-- Start of LISTED ENTRIES --

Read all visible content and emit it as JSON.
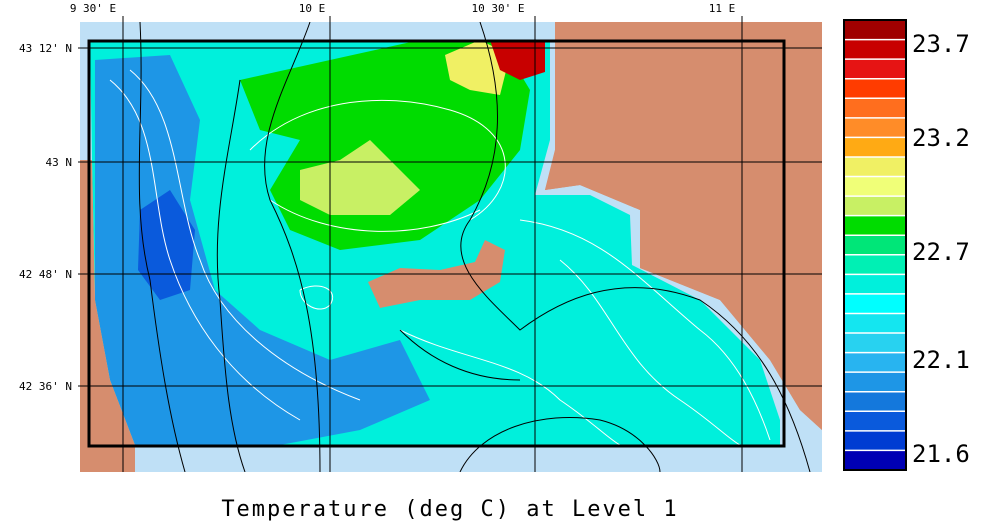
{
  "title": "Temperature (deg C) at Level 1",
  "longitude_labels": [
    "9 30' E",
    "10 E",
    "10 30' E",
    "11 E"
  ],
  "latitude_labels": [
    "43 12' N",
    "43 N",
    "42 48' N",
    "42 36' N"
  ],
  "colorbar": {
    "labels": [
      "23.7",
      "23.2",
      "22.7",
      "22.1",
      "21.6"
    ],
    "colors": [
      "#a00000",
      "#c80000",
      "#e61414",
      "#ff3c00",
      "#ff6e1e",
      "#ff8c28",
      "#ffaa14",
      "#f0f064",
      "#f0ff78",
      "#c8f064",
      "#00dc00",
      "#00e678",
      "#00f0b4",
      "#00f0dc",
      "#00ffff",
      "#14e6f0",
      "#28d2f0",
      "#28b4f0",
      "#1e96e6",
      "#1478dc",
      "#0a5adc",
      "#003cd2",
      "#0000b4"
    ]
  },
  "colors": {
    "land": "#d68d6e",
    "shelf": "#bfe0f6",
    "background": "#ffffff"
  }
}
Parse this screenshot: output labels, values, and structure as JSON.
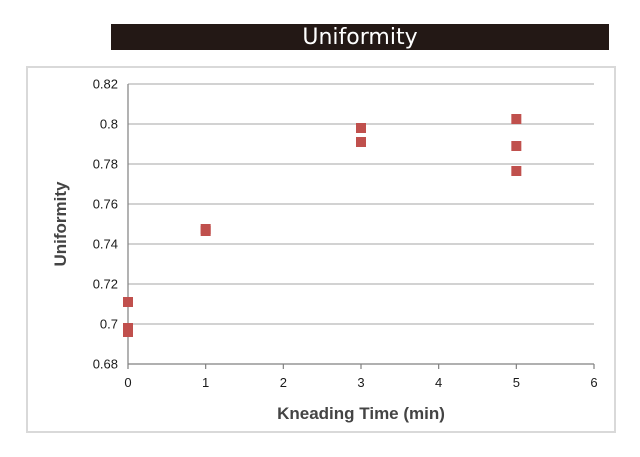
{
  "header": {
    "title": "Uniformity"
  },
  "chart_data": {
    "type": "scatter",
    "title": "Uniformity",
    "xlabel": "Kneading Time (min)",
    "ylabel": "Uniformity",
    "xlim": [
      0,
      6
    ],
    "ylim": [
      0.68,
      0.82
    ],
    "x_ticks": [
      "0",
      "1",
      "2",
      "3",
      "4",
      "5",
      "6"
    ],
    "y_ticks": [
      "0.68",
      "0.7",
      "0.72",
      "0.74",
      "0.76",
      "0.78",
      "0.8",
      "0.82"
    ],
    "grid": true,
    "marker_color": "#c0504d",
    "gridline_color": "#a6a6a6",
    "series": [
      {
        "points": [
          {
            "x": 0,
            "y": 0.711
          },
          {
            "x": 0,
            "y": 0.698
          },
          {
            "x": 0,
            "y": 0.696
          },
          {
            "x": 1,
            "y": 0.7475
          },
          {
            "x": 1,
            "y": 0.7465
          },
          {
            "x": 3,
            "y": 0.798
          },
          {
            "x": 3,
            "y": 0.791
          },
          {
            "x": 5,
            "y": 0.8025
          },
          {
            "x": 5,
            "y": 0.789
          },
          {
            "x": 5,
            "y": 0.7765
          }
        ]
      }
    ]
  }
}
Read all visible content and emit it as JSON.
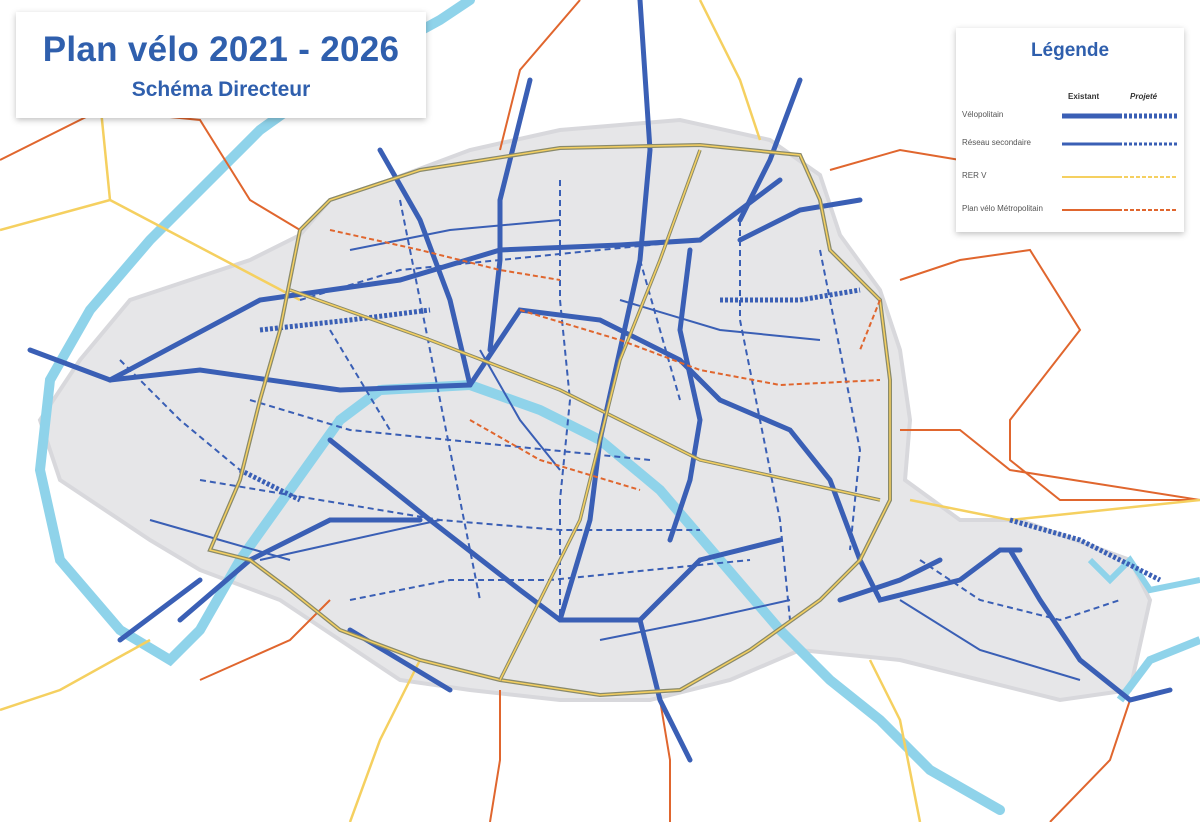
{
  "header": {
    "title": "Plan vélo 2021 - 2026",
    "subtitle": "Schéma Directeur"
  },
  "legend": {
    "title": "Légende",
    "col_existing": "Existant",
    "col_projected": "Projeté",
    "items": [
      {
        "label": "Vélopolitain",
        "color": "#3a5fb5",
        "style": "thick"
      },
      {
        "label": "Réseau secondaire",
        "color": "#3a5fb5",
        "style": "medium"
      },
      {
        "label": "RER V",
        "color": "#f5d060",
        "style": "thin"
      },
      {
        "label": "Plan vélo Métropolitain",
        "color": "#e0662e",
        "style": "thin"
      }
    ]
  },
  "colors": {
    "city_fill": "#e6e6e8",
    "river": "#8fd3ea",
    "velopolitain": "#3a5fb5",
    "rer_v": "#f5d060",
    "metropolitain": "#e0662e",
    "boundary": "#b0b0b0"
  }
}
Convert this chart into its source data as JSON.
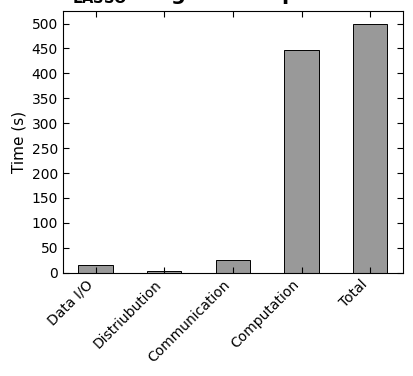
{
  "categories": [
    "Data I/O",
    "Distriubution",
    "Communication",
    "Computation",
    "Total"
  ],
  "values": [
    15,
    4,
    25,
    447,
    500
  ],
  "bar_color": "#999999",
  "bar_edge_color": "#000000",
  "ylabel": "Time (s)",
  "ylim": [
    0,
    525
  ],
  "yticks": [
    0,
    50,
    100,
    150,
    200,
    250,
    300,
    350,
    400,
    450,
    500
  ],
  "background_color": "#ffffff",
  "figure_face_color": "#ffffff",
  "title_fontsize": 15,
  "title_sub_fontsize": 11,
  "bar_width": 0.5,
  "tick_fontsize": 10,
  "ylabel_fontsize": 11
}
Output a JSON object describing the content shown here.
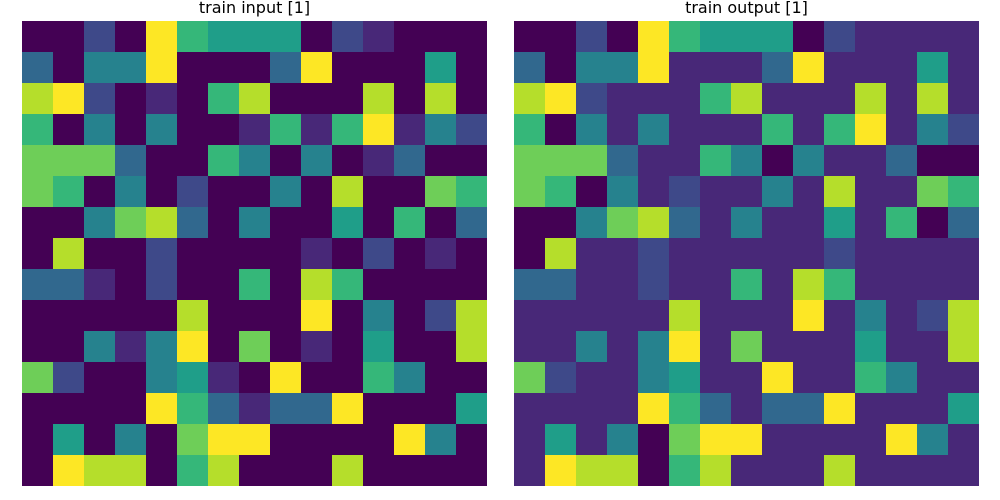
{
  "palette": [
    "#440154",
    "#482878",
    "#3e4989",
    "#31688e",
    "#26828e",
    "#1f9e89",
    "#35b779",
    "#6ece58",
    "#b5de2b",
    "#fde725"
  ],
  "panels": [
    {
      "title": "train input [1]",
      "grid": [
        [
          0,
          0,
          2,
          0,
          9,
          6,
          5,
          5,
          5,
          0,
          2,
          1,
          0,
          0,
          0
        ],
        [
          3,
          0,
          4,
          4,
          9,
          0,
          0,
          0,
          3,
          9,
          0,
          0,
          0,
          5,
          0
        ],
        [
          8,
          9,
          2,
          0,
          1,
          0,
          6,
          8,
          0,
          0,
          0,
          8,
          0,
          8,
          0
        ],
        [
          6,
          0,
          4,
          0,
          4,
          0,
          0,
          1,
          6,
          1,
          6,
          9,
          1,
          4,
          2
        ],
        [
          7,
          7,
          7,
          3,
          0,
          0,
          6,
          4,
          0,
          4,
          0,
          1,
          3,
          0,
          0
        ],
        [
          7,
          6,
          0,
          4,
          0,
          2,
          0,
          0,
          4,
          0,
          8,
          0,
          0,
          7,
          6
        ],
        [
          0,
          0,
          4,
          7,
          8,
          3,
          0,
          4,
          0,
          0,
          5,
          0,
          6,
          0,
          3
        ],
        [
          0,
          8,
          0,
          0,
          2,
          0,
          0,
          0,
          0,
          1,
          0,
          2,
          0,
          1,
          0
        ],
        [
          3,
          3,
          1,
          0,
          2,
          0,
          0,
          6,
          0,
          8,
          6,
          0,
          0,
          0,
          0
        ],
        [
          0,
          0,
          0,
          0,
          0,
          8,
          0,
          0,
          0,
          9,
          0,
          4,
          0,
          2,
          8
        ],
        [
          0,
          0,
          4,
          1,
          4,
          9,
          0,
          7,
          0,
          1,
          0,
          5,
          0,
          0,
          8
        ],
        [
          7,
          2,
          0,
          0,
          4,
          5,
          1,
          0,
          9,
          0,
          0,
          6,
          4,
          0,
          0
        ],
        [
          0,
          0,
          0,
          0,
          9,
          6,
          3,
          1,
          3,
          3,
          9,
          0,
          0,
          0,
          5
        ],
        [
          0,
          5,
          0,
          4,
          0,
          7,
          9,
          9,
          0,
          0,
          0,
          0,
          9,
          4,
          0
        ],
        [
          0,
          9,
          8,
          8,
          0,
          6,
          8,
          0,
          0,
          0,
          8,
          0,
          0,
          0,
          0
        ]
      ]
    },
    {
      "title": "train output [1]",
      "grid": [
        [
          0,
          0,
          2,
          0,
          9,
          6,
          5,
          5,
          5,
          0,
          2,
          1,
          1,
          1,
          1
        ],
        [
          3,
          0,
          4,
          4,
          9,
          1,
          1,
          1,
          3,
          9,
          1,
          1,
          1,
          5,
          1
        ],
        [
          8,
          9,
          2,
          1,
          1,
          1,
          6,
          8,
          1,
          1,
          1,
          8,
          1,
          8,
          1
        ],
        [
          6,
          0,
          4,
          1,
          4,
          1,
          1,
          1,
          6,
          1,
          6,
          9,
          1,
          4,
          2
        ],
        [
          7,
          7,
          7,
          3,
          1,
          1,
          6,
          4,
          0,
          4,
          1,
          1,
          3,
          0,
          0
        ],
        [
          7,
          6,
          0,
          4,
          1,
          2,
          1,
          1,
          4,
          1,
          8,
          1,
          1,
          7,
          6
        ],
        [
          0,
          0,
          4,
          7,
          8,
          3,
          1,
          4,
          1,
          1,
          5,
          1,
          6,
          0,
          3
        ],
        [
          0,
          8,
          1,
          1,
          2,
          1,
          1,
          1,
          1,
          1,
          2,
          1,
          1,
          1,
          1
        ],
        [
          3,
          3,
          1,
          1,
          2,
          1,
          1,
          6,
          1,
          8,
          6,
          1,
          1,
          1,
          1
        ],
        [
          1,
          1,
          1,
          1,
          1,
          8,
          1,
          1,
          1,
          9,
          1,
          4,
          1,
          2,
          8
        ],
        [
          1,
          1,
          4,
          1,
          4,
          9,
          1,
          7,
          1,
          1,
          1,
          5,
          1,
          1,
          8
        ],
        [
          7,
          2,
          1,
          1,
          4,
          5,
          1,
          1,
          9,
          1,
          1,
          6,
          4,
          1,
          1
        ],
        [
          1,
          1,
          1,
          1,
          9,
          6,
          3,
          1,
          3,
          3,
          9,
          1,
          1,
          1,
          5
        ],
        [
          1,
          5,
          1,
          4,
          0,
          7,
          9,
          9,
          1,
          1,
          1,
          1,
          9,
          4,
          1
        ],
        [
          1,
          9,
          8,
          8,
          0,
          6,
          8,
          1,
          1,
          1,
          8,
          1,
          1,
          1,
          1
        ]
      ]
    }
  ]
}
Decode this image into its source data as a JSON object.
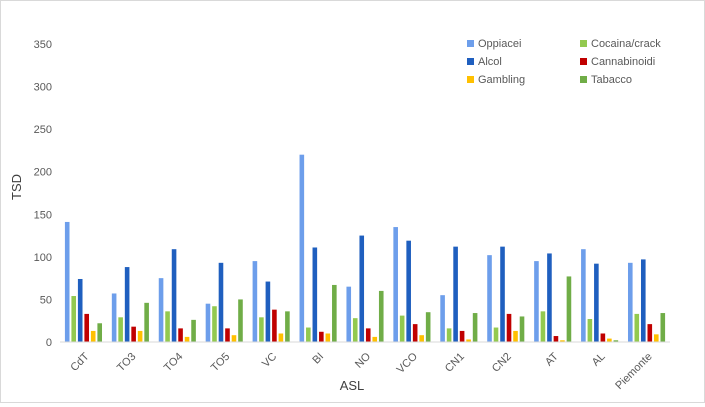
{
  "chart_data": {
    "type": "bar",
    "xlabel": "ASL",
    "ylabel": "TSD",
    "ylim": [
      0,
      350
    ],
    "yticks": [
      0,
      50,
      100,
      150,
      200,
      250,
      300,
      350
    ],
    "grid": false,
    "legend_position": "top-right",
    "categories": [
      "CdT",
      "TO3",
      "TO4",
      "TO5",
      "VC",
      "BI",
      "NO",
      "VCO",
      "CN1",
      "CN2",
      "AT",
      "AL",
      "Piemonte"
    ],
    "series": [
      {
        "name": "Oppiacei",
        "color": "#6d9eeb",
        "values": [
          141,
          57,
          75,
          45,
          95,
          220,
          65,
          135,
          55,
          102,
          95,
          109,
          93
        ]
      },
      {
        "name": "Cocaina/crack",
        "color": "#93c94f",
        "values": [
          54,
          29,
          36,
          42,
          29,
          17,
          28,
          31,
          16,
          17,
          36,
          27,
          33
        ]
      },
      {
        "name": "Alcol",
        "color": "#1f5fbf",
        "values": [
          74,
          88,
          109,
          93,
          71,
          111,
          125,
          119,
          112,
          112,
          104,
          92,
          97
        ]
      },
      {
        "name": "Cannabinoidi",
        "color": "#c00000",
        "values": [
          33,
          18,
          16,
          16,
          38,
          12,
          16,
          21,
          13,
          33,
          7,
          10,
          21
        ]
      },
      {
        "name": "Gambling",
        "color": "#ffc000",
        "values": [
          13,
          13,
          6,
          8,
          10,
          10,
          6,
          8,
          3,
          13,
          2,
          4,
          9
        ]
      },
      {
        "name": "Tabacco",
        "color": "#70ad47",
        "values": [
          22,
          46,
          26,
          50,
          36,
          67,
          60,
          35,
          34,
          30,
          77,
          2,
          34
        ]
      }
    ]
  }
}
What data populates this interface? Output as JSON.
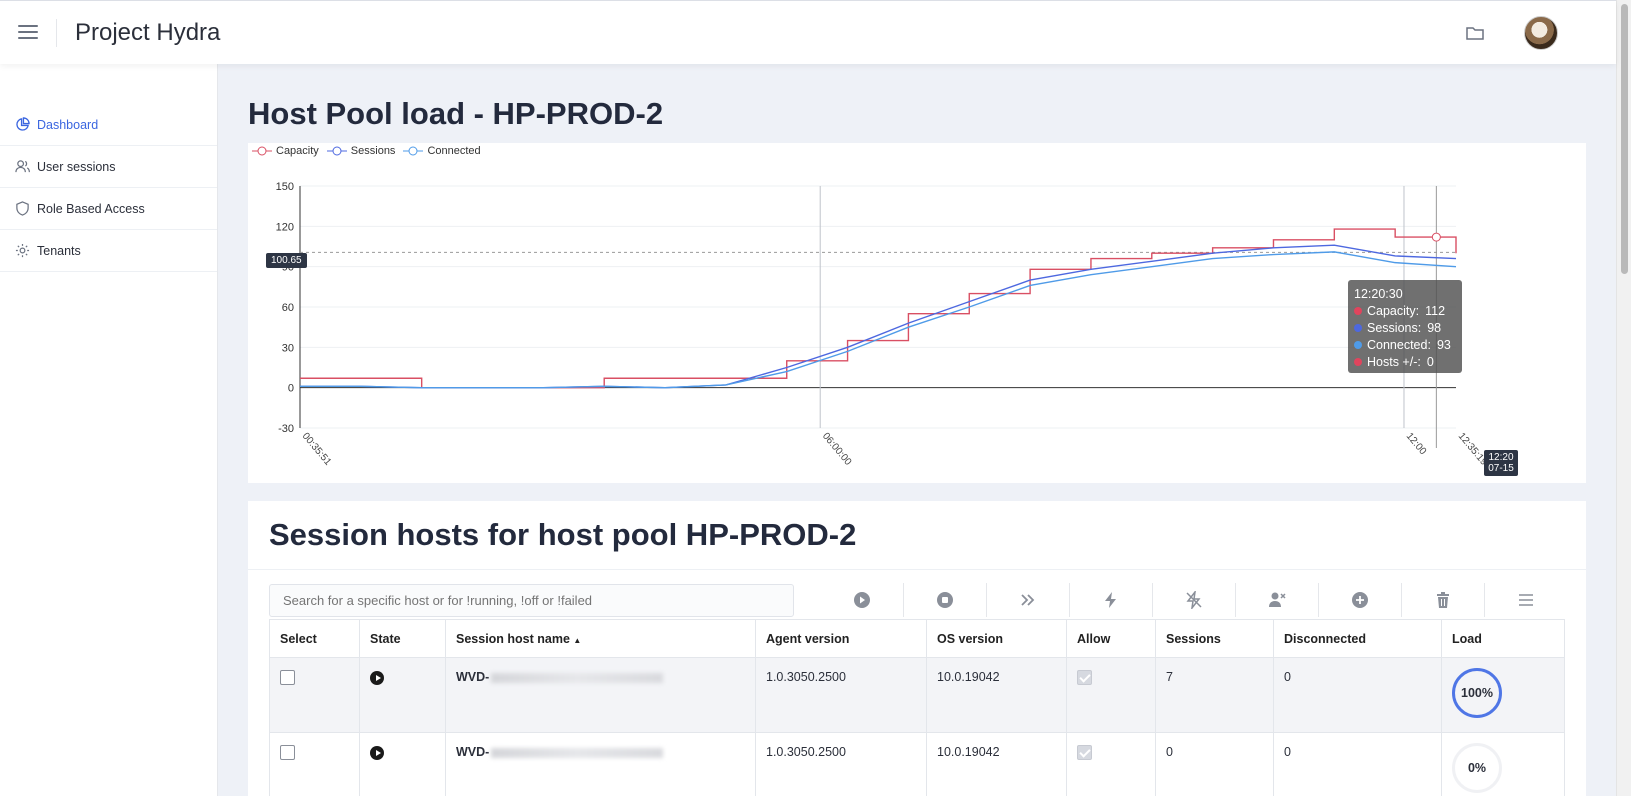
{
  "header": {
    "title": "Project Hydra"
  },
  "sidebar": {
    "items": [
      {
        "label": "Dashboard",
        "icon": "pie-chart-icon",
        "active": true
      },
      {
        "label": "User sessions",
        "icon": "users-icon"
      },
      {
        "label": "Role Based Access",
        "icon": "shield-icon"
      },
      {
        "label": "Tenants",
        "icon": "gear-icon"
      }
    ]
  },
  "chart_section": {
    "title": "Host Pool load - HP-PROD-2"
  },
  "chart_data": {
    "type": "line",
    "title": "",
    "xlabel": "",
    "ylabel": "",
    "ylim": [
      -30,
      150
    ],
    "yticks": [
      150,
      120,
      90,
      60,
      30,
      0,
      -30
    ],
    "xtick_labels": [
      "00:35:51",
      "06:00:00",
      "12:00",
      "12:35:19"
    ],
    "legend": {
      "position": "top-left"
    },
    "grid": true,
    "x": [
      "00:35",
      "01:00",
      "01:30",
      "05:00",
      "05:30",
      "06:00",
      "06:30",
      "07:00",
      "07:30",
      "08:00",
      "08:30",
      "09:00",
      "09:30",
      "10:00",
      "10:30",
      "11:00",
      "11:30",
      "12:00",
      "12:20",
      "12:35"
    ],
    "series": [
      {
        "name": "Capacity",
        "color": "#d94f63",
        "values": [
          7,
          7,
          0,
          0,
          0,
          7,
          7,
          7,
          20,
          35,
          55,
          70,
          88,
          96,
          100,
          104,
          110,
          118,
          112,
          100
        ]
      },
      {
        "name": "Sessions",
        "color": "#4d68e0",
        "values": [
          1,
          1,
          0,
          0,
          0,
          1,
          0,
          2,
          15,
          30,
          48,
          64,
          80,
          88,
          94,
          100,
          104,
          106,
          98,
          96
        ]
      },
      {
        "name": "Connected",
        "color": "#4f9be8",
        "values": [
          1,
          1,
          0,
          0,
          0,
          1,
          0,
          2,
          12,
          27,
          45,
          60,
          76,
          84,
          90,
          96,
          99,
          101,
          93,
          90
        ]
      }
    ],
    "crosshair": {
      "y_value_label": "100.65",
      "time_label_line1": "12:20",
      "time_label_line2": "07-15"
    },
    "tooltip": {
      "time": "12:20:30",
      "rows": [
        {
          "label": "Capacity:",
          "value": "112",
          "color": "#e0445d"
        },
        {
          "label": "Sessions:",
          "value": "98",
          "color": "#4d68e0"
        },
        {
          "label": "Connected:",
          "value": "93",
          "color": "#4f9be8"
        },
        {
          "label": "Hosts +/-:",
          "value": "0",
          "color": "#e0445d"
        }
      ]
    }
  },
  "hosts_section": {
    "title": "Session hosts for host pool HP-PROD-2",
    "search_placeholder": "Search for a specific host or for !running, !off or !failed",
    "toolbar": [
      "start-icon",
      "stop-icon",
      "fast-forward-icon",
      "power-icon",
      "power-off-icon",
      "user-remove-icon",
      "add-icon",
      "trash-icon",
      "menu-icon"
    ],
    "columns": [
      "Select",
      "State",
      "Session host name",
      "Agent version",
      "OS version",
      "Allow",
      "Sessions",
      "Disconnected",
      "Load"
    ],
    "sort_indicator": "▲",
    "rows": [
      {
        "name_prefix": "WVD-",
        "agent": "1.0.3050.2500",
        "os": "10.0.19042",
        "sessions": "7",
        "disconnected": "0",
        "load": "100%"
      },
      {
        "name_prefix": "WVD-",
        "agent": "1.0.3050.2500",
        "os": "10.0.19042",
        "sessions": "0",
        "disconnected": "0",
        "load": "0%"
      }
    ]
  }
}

-- End of LISTED ENTRIES --

WHAT YOU HAVE TO DO — Examine the records and pull out every line where the string "train" occurs.

RESPONSE BELOW —
      "title": "train input [1]",
      "title": "train output [1]",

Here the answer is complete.